start MATERIAL TO PROCESS

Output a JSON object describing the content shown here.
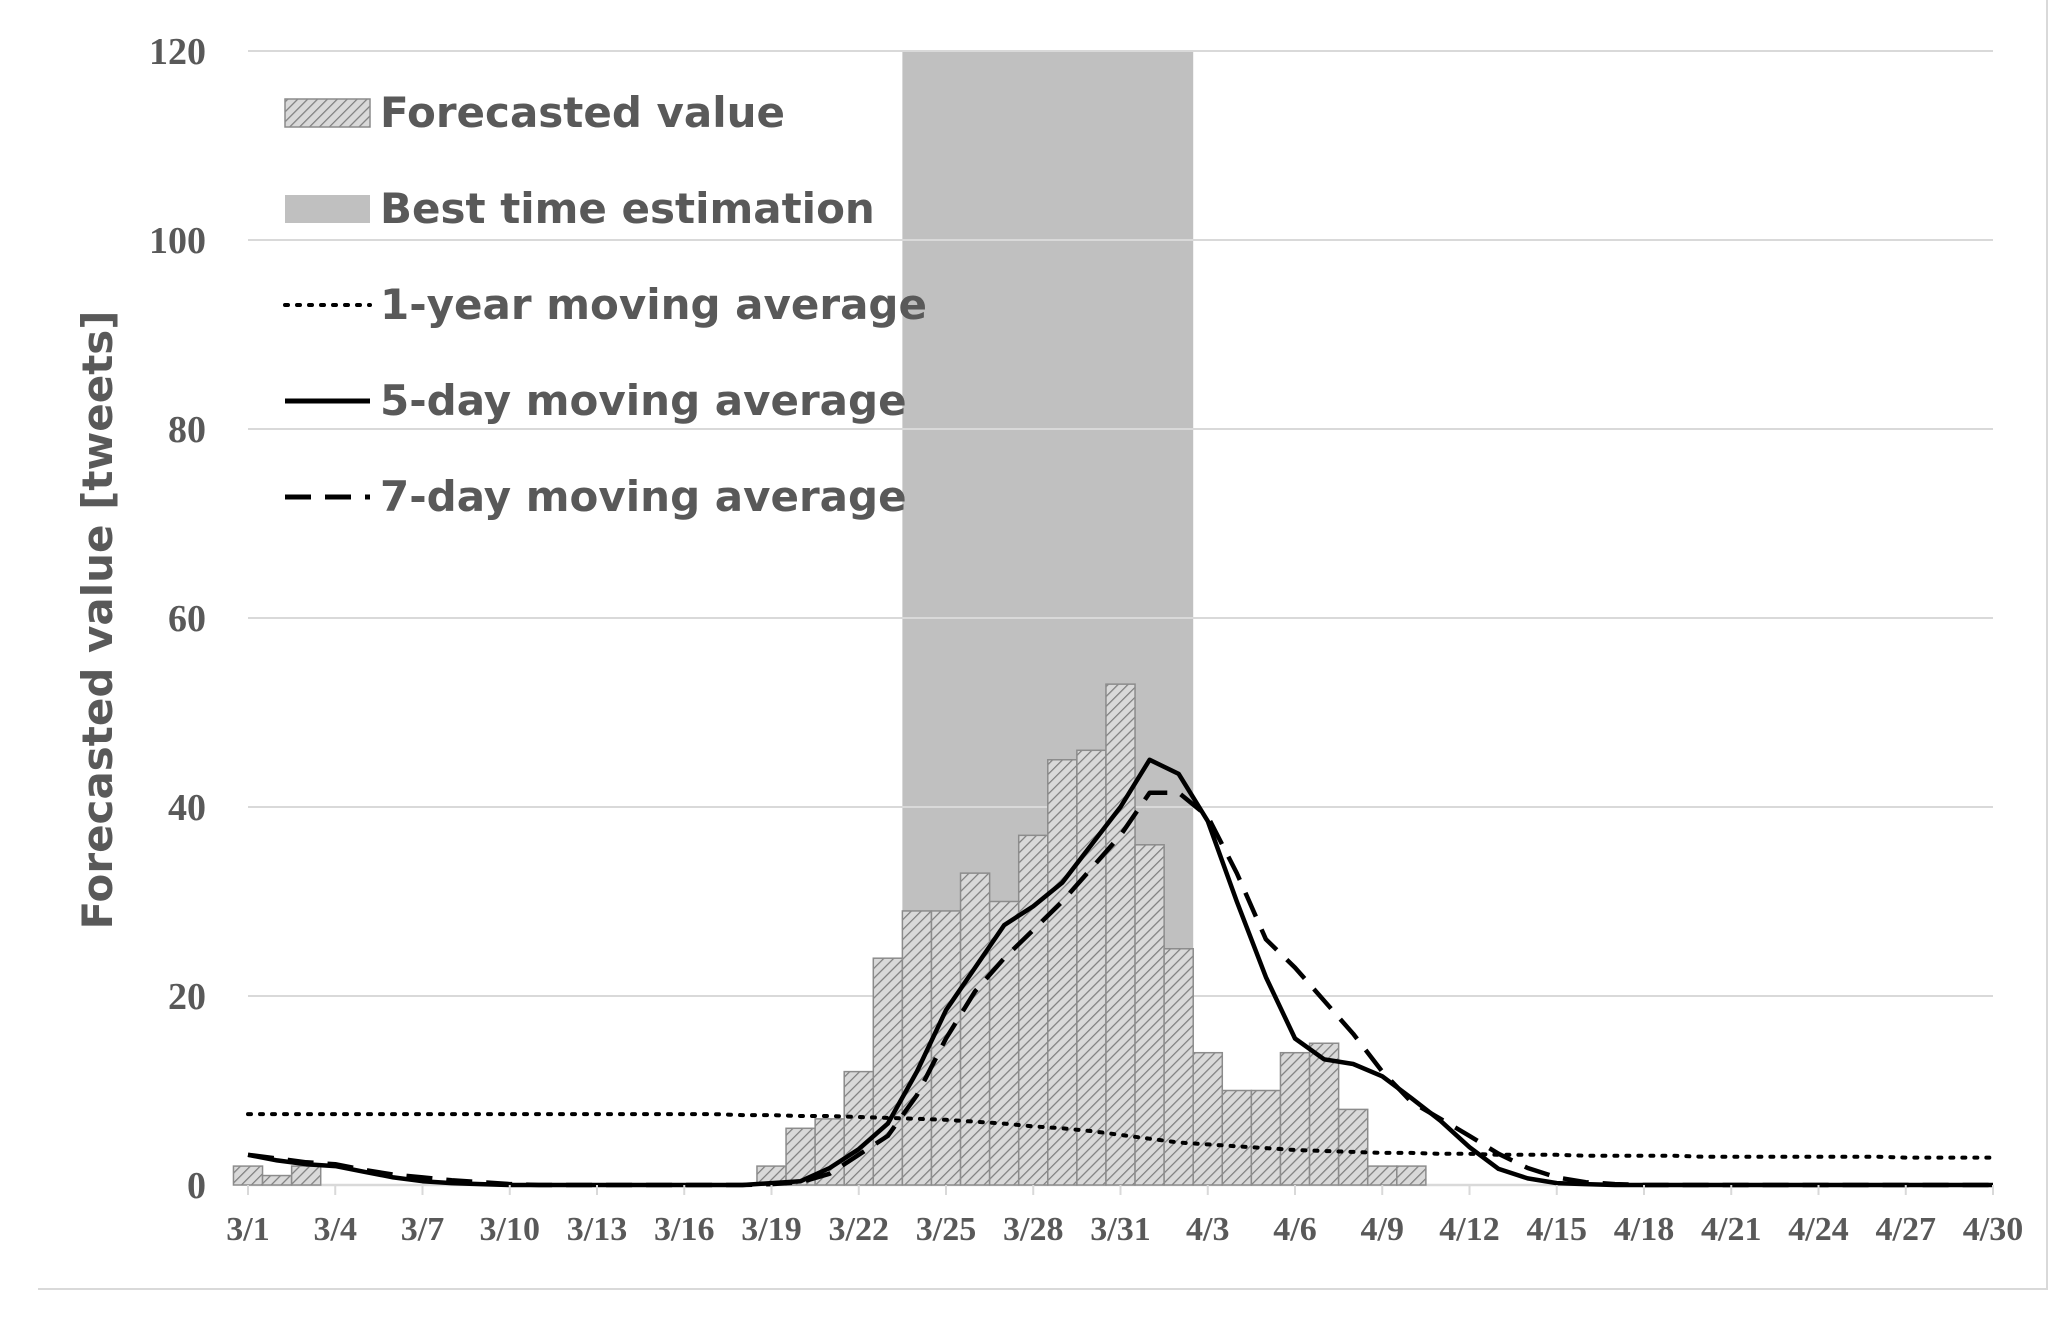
{
  "chart_data": {
    "type": "bar",
    "title": "",
    "xlabel": "",
    "ylabel": "Forecasted value [tweets]",
    "ylim": [
      0,
      120
    ],
    "yticks": [
      "0",
      "20",
      "40",
      "60",
      "80",
      "100",
      "120"
    ],
    "xtick_labels": [
      "3/1",
      "3/4",
      "3/7",
      "3/10",
      "3/13",
      "3/16",
      "3/19",
      "3/22",
      "3/25",
      "3/28",
      "3/31",
      "4/3",
      "4/6",
      "4/9",
      "4/12",
      "4/15",
      "4/18",
      "4/21",
      "4/24",
      "4/27",
      "4/30"
    ],
    "grid": true,
    "legend_position": "top-left",
    "categories": [
      "3/1",
      "3/2",
      "3/3",
      "3/4",
      "3/5",
      "3/6",
      "3/7",
      "3/8",
      "3/9",
      "3/10",
      "3/11",
      "3/12",
      "3/13",
      "3/14",
      "3/15",
      "3/16",
      "3/17",
      "3/18",
      "3/19",
      "3/20",
      "3/21",
      "3/22",
      "3/23",
      "3/24",
      "3/25",
      "3/26",
      "3/27",
      "3/28",
      "3/29",
      "3/30",
      "3/31",
      "4/1",
      "4/2",
      "4/3",
      "4/4",
      "4/5",
      "4/6",
      "4/7",
      "4/8",
      "4/9",
      "4/10",
      "4/11",
      "4/12",
      "4/13",
      "4/14",
      "4/15",
      "4/16",
      "4/17",
      "4/18",
      "4/19",
      "4/20",
      "4/21",
      "4/22",
      "4/23",
      "4/24",
      "4/25",
      "4/26",
      "4/27",
      "4/28",
      "4/29",
      "4/30"
    ],
    "series": [
      {
        "name": "Forecasted value",
        "type": "bar",
        "values": [
          2,
          1,
          2,
          0,
          0,
          0,
          0,
          0,
          0,
          0,
          0,
          0,
          0,
          0,
          0,
          0,
          0,
          0,
          2,
          6,
          7,
          12,
          24,
          29,
          29,
          33,
          30,
          37,
          45,
          46,
          53,
          36,
          25,
          14,
          10,
          10,
          14,
          15,
          8,
          2,
          2,
          0,
          0,
          0,
          0,
          0,
          0,
          0,
          0,
          0,
          0,
          0,
          0,
          0,
          0,
          0,
          0,
          0,
          0,
          0,
          0
        ]
      },
      {
        "name": "1-year moving average",
        "type": "line",
        "style": "dotted",
        "values": [
          7.5,
          7.5,
          7.5,
          7.5,
          7.5,
          7.5,
          7.5,
          7.5,
          7.5,
          7.5,
          7.5,
          7.5,
          7.5,
          7.5,
          7.5,
          7.5,
          7.5,
          7.4,
          7.4,
          7.3,
          7.3,
          7.2,
          7.1,
          7.0,
          6.9,
          6.7,
          6.5,
          6.2,
          6.0,
          5.7,
          5.3,
          4.9,
          4.5,
          4.3,
          4.1,
          3.9,
          3.7,
          3.6,
          3.5,
          3.4,
          3.4,
          3.3,
          3.3,
          3.2,
          3.2,
          3.2,
          3.1,
          3.1,
          3.1,
          3.1,
          3.0,
          3.0,
          3.0,
          3.0,
          3.0,
          3.0,
          3.0,
          2.9,
          2.9,
          2.9,
          2.9
        ]
      },
      {
        "name": "5-day moving average",
        "type": "line",
        "style": "solid",
        "values": [
          3.2,
          2.6,
          2.2,
          2.0,
          1.4,
          0.8,
          0.4,
          0.2,
          0.1,
          0,
          0,
          0,
          0,
          0,
          0,
          0,
          0,
          0,
          0.2,
          0.4,
          1.8,
          3.8,
          6.5,
          12,
          18.5,
          23,
          27.5,
          29.5,
          32,
          36,
          40,
          45,
          43.5,
          38.5,
          30,
          22,
          15.5,
          13.3,
          12.8,
          11.5,
          9.2,
          6.8,
          4,
          1.7,
          0.7,
          0.2,
          0.1,
          0,
          0,
          0,
          0,
          0,
          0,
          0,
          0,
          0,
          0,
          0,
          0,
          0,
          0
        ]
      },
      {
        "name": "7-day moving average",
        "type": "line",
        "style": "dashed",
        "values": [
          3.2,
          2.8,
          2.4,
          2.2,
          1.6,
          1.1,
          0.8,
          0.5,
          0.3,
          0.1,
          0,
          0,
          0,
          0,
          0,
          0,
          0,
          0,
          0.1,
          0.3,
          1.2,
          3.2,
          5.2,
          9.5,
          15.5,
          20.5,
          24,
          27,
          30,
          33.5,
          37,
          41.5,
          41.5,
          39,
          33,
          26,
          23,
          19.5,
          16,
          12,
          8.8,
          7,
          5.2,
          3.3,
          1.8,
          0.8,
          0.3,
          0.1,
          0,
          0,
          0,
          0,
          0,
          0,
          0,
          0,
          0,
          0,
          0,
          0,
          0
        ]
      },
      {
        "name": "Best time estimation",
        "type": "span",
        "start": "3/24",
        "end": "4/2"
      }
    ],
    "legend": [
      "Forecasted value",
      "Best time estimation",
      "1-year moving average",
      "5-day moving average",
      "7-day moving average"
    ]
  },
  "colors": {
    "bar_fill": "#d9d9d9",
    "bar_hatch": "#7f7f7f",
    "bar_edge": "#8c8c8c",
    "span_fill": "#c0c0c0",
    "line": "#000000",
    "grid": "#d9d9d9",
    "text": "#595959"
  }
}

end MATERIAL TO PROCESS

WHAT IS NEEDED: Quote the data exactly, leaving every image out of the copy.

REPLY:
Output a JSON object describing the content shown here.
{
  "chart_data": {
    "type": "bar",
    "title": "",
    "xlabel": "",
    "ylabel": "Forecasted value [tweets]",
    "ylim": [
      0,
      120
    ],
    "yticks": [
      "0",
      "20",
      "40",
      "60",
      "80",
      "100",
      "120"
    ],
    "xtick_labels": [
      "3/1",
      "3/4",
      "3/7",
      "3/10",
      "3/13",
      "3/16",
      "3/19",
      "3/22",
      "3/25",
      "3/28",
      "3/31",
      "4/3",
      "4/6",
      "4/9",
      "4/12",
      "4/15",
      "4/18",
      "4/21",
      "4/24",
      "4/27",
      "4/30"
    ],
    "grid": true,
    "legend_position": "top-left",
    "categories": [
      "3/1",
      "3/2",
      "3/3",
      "3/4",
      "3/5",
      "3/6",
      "3/7",
      "3/8",
      "3/9",
      "3/10",
      "3/11",
      "3/12",
      "3/13",
      "3/14",
      "3/15",
      "3/16",
      "3/17",
      "3/18",
      "3/19",
      "3/20",
      "3/21",
      "3/22",
      "3/23",
      "3/24",
      "3/25",
      "3/26",
      "3/27",
      "3/28",
      "3/29",
      "3/30",
      "3/31",
      "4/1",
      "4/2",
      "4/3",
      "4/4",
      "4/5",
      "4/6",
      "4/7",
      "4/8",
      "4/9",
      "4/10",
      "4/11",
      "4/12",
      "4/13",
      "4/14",
      "4/15",
      "4/16",
      "4/17",
      "4/18",
      "4/19",
      "4/20",
      "4/21",
      "4/22",
      "4/23",
      "4/24",
      "4/25",
      "4/26",
      "4/27",
      "4/28",
      "4/29",
      "4/30"
    ],
    "series": [
      {
        "name": "Forecasted value",
        "type": "bar",
        "values": [
          2,
          1,
          2,
          0,
          0,
          0,
          0,
          0,
          0,
          0,
          0,
          0,
          0,
          0,
          0,
          0,
          0,
          0,
          2,
          6,
          7,
          12,
          24,
          29,
          29,
          33,
          30,
          37,
          45,
          46,
          53,
          36,
          25,
          14,
          10,
          10,
          14,
          15,
          8,
          2,
          2,
          0,
          0,
          0,
          0,
          0,
          0,
          0,
          0,
          0,
          0,
          0,
          0,
          0,
          0,
          0,
          0,
          0,
          0,
          0,
          0
        ]
      },
      {
        "name": "1-year moving average",
        "type": "line",
        "style": "dotted",
        "values": [
          7.5,
          7.5,
          7.5,
          7.5,
          7.5,
          7.5,
          7.5,
          7.5,
          7.5,
          7.5,
          7.5,
          7.5,
          7.5,
          7.5,
          7.5,
          7.5,
          7.5,
          7.4,
          7.4,
          7.3,
          7.3,
          7.2,
          7.1,
          7.0,
          6.9,
          6.7,
          6.5,
          6.2,
          6.0,
          5.7,
          5.3,
          4.9,
          4.5,
          4.3,
          4.1,
          3.9,
          3.7,
          3.6,
          3.5,
          3.4,
          3.4,
          3.3,
          3.3,
          3.2,
          3.2,
          3.2,
          3.1,
          3.1,
          3.1,
          3.1,
          3.0,
          3.0,
          3.0,
          3.0,
          3.0,
          3.0,
          3.0,
          2.9,
          2.9,
          2.9,
          2.9
        ]
      },
      {
        "name": "5-day moving average",
        "type": "line",
        "style": "solid",
        "values": [
          3.2,
          2.6,
          2.2,
          2.0,
          1.4,
          0.8,
          0.4,
          0.2,
          0.1,
          0,
          0,
          0,
          0,
          0,
          0,
          0,
          0,
          0,
          0.2,
          0.4,
          1.8,
          3.8,
          6.5,
          12,
          18.5,
          23,
          27.5,
          29.5,
          32,
          36,
          40,
          45,
          43.5,
          38.5,
          30,
          22,
          15.5,
          13.3,
          12.8,
          11.5,
          9.2,
          6.8,
          4,
          1.7,
          0.7,
          0.2,
          0.1,
          0,
          0,
          0,
          0,
          0,
          0,
          0,
          0,
          0,
          0,
          0,
          0,
          0,
          0
        ]
      },
      {
        "name": "7-day moving average",
        "type": "line",
        "style": "dashed",
        "values": [
          3.2,
          2.8,
          2.4,
          2.2,
          1.6,
          1.1,
          0.8,
          0.5,
          0.3,
          0.1,
          0,
          0,
          0,
          0,
          0,
          0,
          0,
          0,
          0.1,
          0.3,
          1.2,
          3.2,
          5.2,
          9.5,
          15.5,
          20.5,
          24,
          27,
          30,
          33.5,
          37,
          41.5,
          41.5,
          39,
          33,
          26,
          23,
          19.5,
          16,
          12,
          8.8,
          7,
          5.2,
          3.3,
          1.8,
          0.8,
          0.3,
          0.1,
          0,
          0,
          0,
          0,
          0,
          0,
          0,
          0,
          0,
          0,
          0,
          0,
          0
        ]
      },
      {
        "name": "Best time estimation",
        "type": "span",
        "start": "3/24",
        "end": "4/2"
      }
    ],
    "legend": [
      "Forecasted value",
      "Best time estimation",
      "1-year moving average",
      "5-day moving average",
      "7-day moving average"
    ]
  },
  "colors": {
    "bar_fill": "#d9d9d9",
    "bar_hatch": "#7f7f7f",
    "bar_edge": "#8c8c8c",
    "span_fill": "#c0c0c0",
    "line": "#000000",
    "grid": "#d9d9d9",
    "text": "#595959"
  }
}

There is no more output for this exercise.